GIVEN ENTRIES:
* START *

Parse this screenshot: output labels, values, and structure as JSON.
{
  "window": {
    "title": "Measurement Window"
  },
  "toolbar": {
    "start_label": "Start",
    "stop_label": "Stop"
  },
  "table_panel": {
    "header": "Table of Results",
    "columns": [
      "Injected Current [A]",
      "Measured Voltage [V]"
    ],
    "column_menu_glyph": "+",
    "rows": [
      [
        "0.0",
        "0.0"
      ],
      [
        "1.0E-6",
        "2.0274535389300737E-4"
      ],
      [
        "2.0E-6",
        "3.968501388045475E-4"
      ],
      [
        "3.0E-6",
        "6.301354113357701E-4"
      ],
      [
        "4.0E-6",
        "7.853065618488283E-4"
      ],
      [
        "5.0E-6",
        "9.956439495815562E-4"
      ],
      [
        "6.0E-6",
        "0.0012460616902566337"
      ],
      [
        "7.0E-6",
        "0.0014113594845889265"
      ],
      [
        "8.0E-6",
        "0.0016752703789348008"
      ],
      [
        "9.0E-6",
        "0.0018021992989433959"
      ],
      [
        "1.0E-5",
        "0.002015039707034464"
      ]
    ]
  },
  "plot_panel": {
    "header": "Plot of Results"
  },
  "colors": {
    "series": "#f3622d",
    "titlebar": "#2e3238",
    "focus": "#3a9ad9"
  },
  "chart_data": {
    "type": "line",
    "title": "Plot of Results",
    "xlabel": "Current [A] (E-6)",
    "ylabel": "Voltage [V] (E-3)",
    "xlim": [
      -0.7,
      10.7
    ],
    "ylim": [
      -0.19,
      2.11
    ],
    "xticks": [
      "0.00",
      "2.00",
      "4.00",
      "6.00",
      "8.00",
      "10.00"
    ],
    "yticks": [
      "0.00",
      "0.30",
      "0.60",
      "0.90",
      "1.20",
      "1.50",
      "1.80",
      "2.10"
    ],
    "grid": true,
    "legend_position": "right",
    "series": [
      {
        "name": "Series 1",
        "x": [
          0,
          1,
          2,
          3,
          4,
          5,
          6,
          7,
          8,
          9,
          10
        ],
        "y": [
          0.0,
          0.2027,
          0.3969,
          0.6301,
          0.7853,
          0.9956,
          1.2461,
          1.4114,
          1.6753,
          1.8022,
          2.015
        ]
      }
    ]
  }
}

* END *

Extract every line above containing the word "header".

    "header": "Table of Results",
    "header": "Plot of Results"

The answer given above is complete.